▶ **Passage fourni**
---
Ces décisions sonnent-elles le glas des paradis fiscaux? Brian Stammer, rédacteur en chef de Offshore Finance Canada, un magazine basé à Montréal qui se spécialise dans les investissements offshore, demeure septique. Selon lui, les pressions internationales vont frapper davantage les blanchisseurs d’argent – ceux qui utilisent les paradis fiscaux pour camoufler leurs fortunes faites à partir d’actes illégaux – que les gens qui profitent des régimes fiscaux avantageux. "Ça fait deux ans que les pays membres de l’OCDE exercent des pressions sur les paradis fiscaux pour qu’ils acceptent de divulguer l’identité de certains détenteurs de comptes soupçonnés de frauder l’impôt. Malgré ces pressions, la popularité des paradis fiscaux a continué d’augmenter de façon vertigineuse."
Les solution mitoyennes existent, dit-il: la Suisse en est un exemple. "En Suisse, les banques sont obligées de coopérer avec les autorités lorsque ces dernières enquêtent sur des cas d’évasion fiscale. C’est un terrain d’entente, situé à mi-chemin entre une situation de transparence complète, et un secret bancaire inviolable."
Pour répondre à la demande grandissante en information spécialisée, Offshore Finance Canada a lancé l’an dernier une version américaine de son magazine, Offshore Finance USA. Les lecteurs? "Des professionnels qui font de la planification financière, des avocats, des conseillers financiers: nous les informons sur les plus récents développements et les changements qui s’opèrent danss les paradis fiscaux." Le magazine soutient qu’il n’encourage pas l’évasion fiscale, mais on se doute que ses abonnés ne sont pas tous irréprochables: moyennant un supplément, Offshore Finance propose de gérer les abonnements à la main, évitant ainsi que les noms des abonnés ne se retrouvent sur leur liste d’envois… On n’est jamais trop prudent.
---
▶ **Exercices à réaliser**
[1] Recopiez le passage sur les paradis fiscaux de « Pour répondre à » jusqu'à « jamais trop prudent. » inclus, en rebaptisant « abonnés » en « clients ».
[2] Transformez en tableau Markdown les lignes du listing, de la ligne contenant « sst-trend-map [1187,802,1326,883] » jusqu'à la ligne contenant « map-panel: OLENS-test-LE2-1011.001 98-LE2-1011.001_… » incluse, avec une colonne « N° » pour le numéro de rang et une colonne « Ligne » pour la ligne, sans les lignes vides.

▶ **Lignes de données**
---
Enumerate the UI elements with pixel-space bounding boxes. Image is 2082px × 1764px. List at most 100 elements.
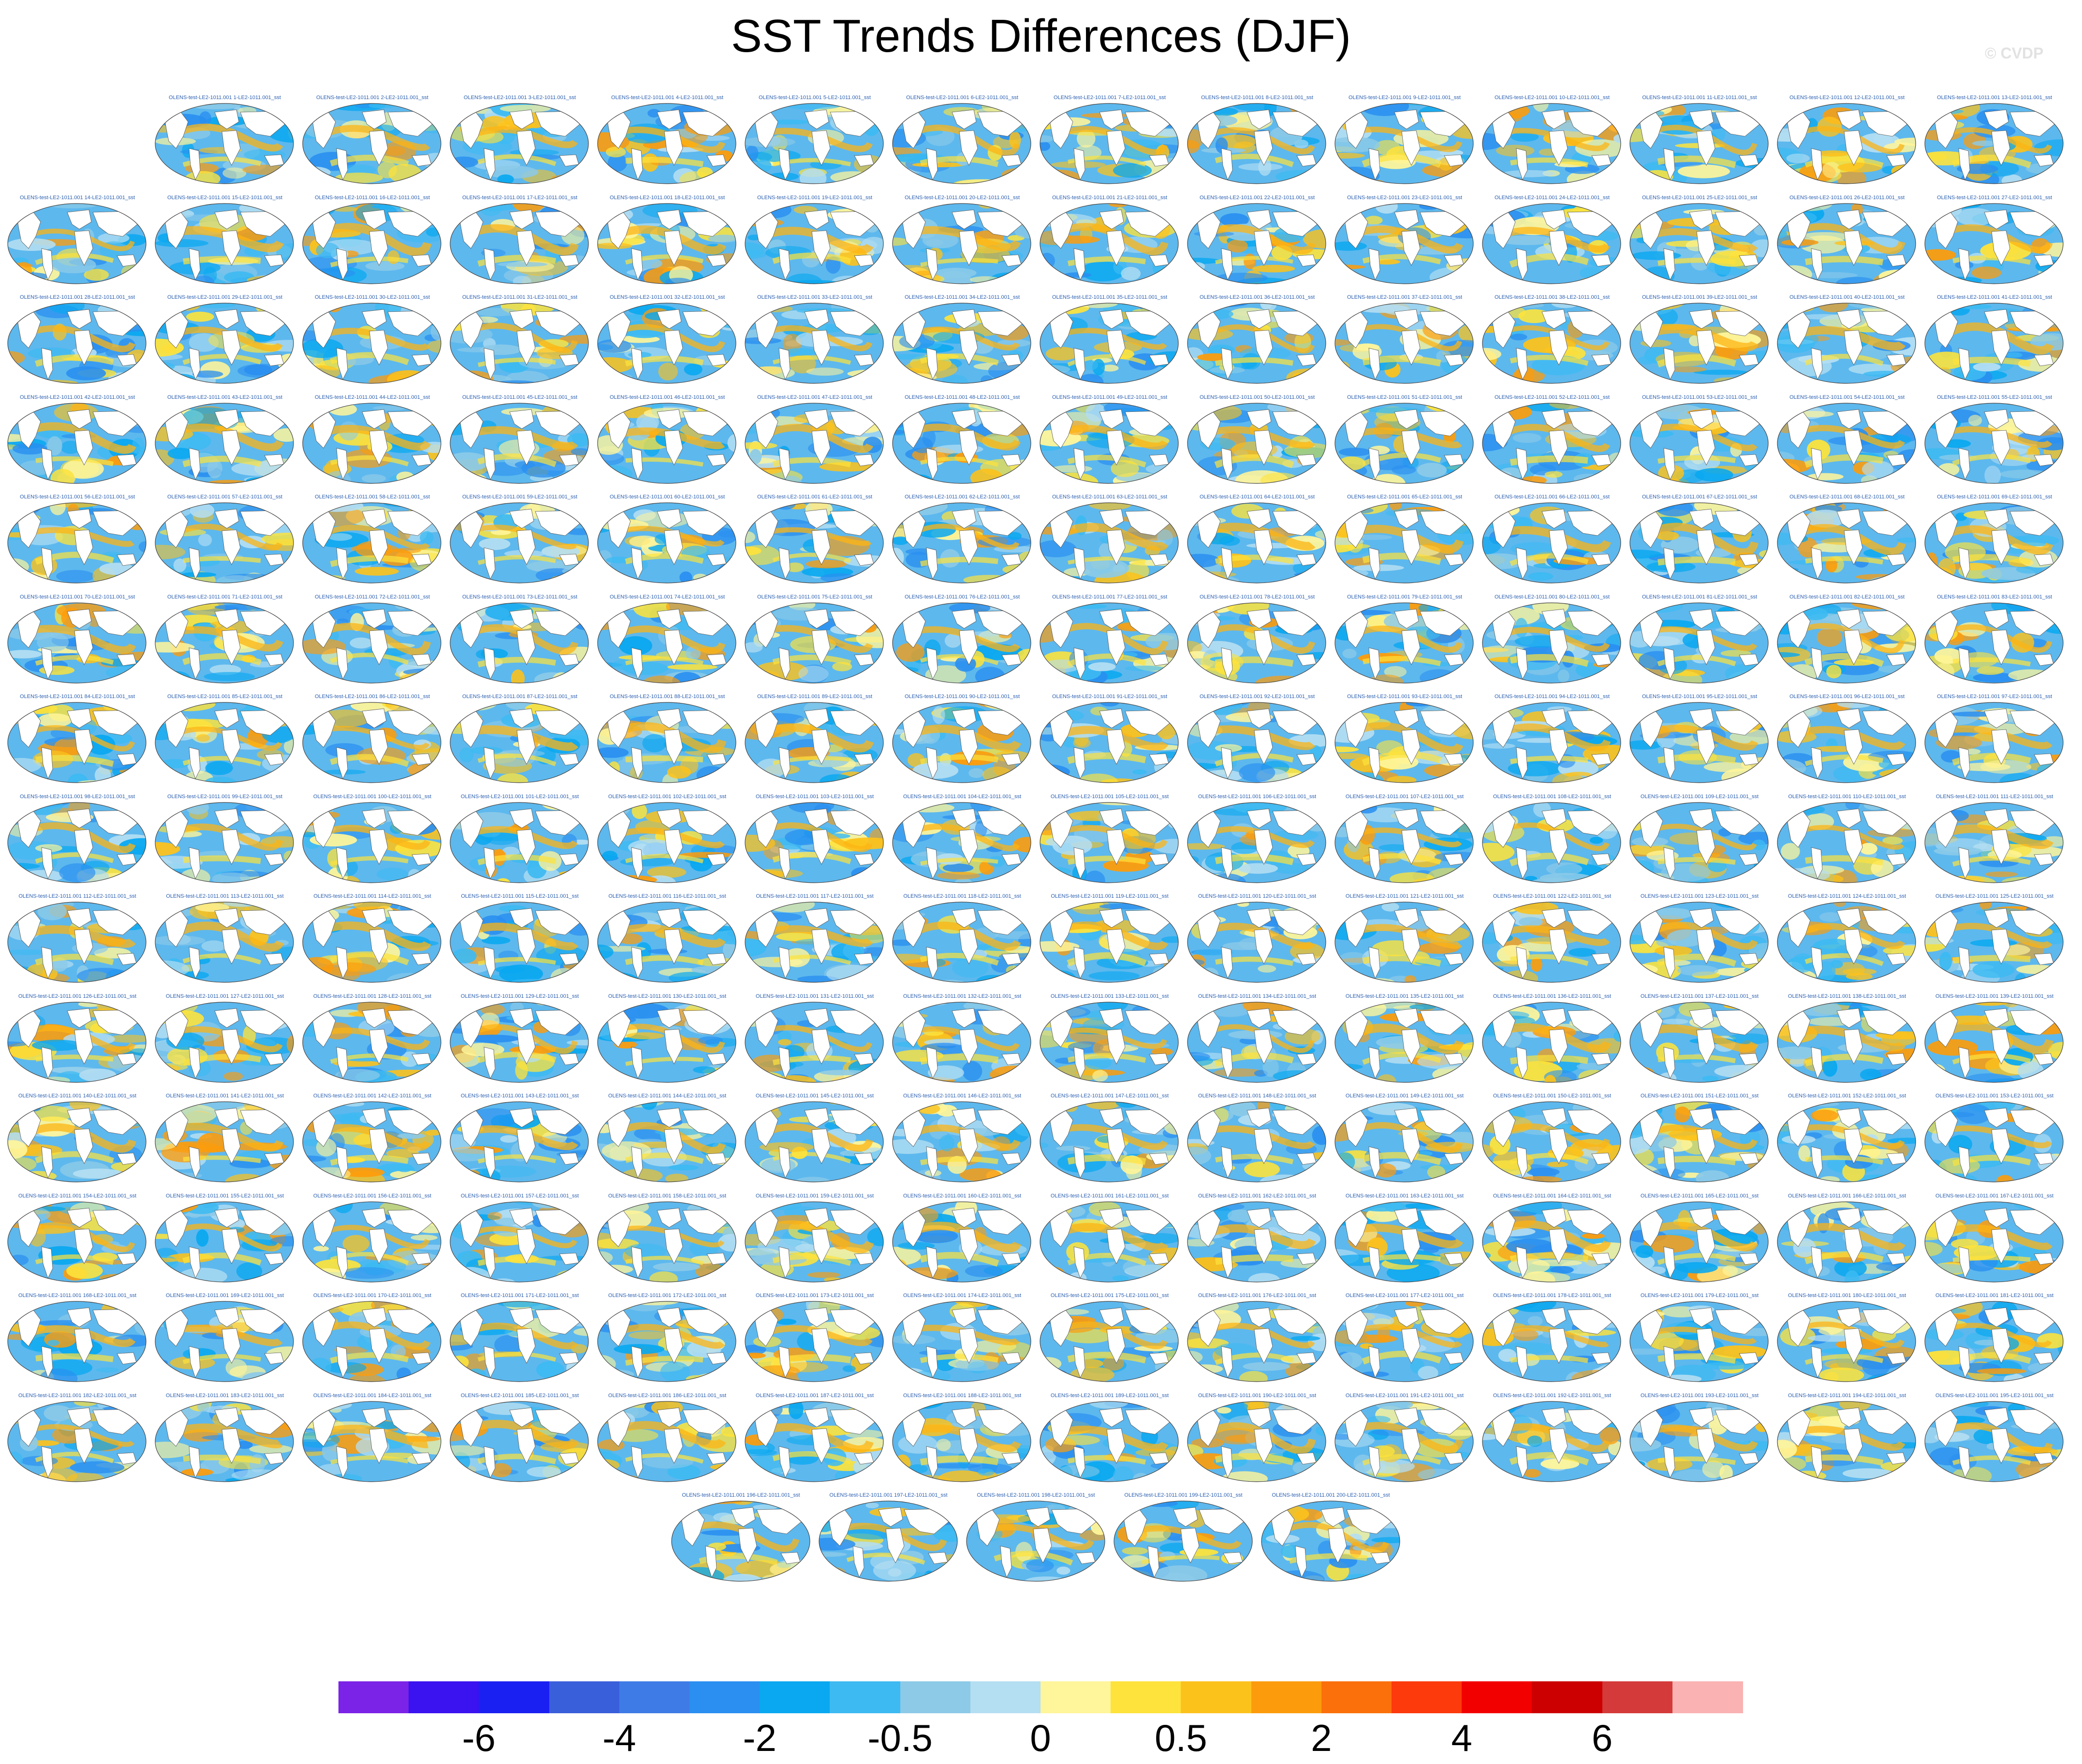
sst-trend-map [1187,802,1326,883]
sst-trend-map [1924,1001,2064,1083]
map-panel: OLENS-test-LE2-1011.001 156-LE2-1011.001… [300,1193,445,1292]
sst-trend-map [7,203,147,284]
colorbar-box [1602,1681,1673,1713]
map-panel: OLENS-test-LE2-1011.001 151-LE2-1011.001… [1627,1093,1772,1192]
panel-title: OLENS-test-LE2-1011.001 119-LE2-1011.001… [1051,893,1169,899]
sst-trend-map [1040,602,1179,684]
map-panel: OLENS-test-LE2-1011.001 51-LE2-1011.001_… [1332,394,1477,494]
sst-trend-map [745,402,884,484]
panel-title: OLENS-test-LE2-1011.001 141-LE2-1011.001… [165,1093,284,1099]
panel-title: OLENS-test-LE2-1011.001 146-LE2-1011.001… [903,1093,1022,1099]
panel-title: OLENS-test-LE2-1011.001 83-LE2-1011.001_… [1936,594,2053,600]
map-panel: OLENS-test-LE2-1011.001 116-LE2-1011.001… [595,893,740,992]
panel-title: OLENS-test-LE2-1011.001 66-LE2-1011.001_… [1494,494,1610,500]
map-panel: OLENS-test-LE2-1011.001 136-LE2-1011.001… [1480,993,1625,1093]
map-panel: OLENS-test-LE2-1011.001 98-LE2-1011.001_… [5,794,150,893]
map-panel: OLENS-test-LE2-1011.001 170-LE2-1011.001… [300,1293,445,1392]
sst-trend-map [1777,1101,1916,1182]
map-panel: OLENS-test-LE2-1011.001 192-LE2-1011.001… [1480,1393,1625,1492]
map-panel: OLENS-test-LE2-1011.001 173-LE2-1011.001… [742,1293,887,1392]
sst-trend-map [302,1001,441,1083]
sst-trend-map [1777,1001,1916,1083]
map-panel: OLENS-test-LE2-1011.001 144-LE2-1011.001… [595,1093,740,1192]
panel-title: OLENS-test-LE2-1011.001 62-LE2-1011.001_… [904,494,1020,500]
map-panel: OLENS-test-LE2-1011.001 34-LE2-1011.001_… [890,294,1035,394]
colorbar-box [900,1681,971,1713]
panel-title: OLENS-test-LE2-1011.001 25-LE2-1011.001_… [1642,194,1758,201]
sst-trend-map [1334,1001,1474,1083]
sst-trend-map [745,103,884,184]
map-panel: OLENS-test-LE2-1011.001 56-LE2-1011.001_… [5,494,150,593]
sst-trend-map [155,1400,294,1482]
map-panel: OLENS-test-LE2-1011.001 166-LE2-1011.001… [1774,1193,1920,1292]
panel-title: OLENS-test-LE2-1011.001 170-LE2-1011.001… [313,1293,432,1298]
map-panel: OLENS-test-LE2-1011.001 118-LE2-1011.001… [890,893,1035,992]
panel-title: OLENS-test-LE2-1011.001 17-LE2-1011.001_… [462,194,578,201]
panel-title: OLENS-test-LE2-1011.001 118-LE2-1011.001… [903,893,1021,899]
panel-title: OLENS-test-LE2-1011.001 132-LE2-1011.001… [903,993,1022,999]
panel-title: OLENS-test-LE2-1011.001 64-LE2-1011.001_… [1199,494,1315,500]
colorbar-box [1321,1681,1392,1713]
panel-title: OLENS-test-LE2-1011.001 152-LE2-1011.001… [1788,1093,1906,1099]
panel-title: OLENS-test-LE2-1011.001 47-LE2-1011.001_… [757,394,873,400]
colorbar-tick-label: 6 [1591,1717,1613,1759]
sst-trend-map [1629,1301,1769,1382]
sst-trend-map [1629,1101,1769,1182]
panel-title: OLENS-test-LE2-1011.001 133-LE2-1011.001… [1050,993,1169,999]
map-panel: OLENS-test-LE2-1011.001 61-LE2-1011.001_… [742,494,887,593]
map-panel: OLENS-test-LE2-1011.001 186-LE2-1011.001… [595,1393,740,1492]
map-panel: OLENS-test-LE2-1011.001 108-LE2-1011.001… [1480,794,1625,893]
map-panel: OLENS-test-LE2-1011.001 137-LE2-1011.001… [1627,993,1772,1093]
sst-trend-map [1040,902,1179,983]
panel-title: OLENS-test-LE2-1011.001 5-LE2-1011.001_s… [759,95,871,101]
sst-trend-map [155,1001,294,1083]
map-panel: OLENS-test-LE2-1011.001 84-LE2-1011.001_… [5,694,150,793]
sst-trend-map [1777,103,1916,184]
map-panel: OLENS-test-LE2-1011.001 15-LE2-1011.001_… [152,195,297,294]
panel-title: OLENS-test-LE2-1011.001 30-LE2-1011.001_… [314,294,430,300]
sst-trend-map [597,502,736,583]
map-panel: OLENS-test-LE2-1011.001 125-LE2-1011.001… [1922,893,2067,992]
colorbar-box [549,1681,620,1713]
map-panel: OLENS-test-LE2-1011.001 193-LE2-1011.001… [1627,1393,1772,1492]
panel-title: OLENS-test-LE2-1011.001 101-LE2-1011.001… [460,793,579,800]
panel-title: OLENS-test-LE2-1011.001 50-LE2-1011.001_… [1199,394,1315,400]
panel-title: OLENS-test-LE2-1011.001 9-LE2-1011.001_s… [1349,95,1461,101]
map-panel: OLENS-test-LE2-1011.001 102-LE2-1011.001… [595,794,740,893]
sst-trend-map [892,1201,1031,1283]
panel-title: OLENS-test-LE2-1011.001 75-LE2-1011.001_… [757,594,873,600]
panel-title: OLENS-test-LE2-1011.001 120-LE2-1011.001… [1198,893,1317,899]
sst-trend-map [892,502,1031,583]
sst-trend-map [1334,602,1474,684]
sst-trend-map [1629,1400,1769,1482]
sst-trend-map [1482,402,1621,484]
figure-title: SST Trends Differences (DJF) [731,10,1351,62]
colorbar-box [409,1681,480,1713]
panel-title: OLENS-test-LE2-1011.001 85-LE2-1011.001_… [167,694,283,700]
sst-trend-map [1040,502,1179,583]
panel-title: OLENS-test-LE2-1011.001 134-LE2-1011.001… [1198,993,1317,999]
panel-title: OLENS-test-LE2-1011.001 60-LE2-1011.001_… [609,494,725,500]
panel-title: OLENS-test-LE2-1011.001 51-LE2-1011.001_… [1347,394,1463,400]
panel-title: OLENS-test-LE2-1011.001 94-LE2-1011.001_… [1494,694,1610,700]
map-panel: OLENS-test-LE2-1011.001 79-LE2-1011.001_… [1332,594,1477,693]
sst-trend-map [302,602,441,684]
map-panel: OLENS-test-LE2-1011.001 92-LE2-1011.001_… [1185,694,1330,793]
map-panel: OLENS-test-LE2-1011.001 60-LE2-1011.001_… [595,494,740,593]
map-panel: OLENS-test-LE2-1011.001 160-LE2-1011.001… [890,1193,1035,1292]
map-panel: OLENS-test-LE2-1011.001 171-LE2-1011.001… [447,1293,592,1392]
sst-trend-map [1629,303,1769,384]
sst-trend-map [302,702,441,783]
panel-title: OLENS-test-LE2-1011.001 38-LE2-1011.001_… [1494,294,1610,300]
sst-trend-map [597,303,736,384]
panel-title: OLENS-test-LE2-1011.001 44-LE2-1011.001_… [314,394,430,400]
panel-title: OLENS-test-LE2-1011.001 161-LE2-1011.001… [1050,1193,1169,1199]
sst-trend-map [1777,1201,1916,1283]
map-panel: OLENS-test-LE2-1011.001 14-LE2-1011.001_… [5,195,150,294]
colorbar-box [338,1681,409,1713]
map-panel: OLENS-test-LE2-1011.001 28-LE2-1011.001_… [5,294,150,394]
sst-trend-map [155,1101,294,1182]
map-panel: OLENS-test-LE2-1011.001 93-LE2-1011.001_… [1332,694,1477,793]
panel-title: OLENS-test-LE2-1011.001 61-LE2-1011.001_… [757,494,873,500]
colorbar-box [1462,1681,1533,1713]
---
▶ **Liste des réponses**
[1]
Pour répondre à la demande grandissante en information spécialisée, Offshore Finance Canada a lancé l’an dernier une version américaine de son magazine, Offshore Finance USA. Les lecteurs? "Des professionnels qui font de la planification financière, des avocats, des conseillers financiers: nous les informons sur les plus récents développements et les changements qui s’opèrent danss les paradis fiscaux." Le magazine soutient qu’il n’encourage pas l’évasion fiscale, mais on se doute que ses clients ne sont pas tous irréprochables: moyennant un supplément, Offshore Finance propose de gérer les abonnements à la main, évitant ainsi que les noms des clients ne se retrouvent sur leur liste d’envois… On n’est jamais trop prudent.

[2]
| N° | Ligne |
|---|---|
| 1 | sst-trend-map [1187,802,1326,883] |
| 2 | sst-trend-map [1924,1001,2064,1083] |
| 3 | map-panel: OLENS-test-LE2-1011.001 156-LE2-1011.001… [300,1193,445,1292] |
| 4 | sst-trend-map [7,203,147,284] |
| 5 | colorbar-box [1602,1681,1673,1713] |
| 6 | map-panel: OLENS-test-LE2-1011.001 151-LE2-1011.001… [1627,1093,1772,1192] |
| 7 | panel-title: OLENS-test-LE2-1011.001 119-LE2-1011.001… [1051,893,1169,899] |
| 8 | sst-trend-map [1040,602,1179,684] |
| 9 | map-panel: OLENS-test-LE2-1011.001 51-LE2-1011.001_… [1332,394,1477,494] |
| 10 | sst-trend-map [745,402,884,484] |
| 11 | panel-title: OLENS-test-LE2-1011.001 141-LE2-1011.001… [165,1093,284,1099] |
| 12 | panel-title: OLENS-test-LE2-1011.001 146-LE2-1011.001… [903,1093,1022,1099] |
| 13 | panel-title: OLENS-test-LE2-1011.001 83-LE2-1011.001_… [1936,594,2053,600] |
| 14 | map-panel: OLENS-test-LE2-1011.001 116-LE2-1011.001… [595,893,740,992] |
| 15 | panel-title: OLENS-test-LE2-1011.001 66-LE2-1011.001_… [1494,494,1610,500] |
| 16 | map-panel: OLENS-test-LE2-1011.001 136-LE2-1011.001… [1480,993,1625,1093] |
| 17 | map-panel: OLENS-test-LE2-1011.001 98-LE2-1011.001_… [5,794,150,893] |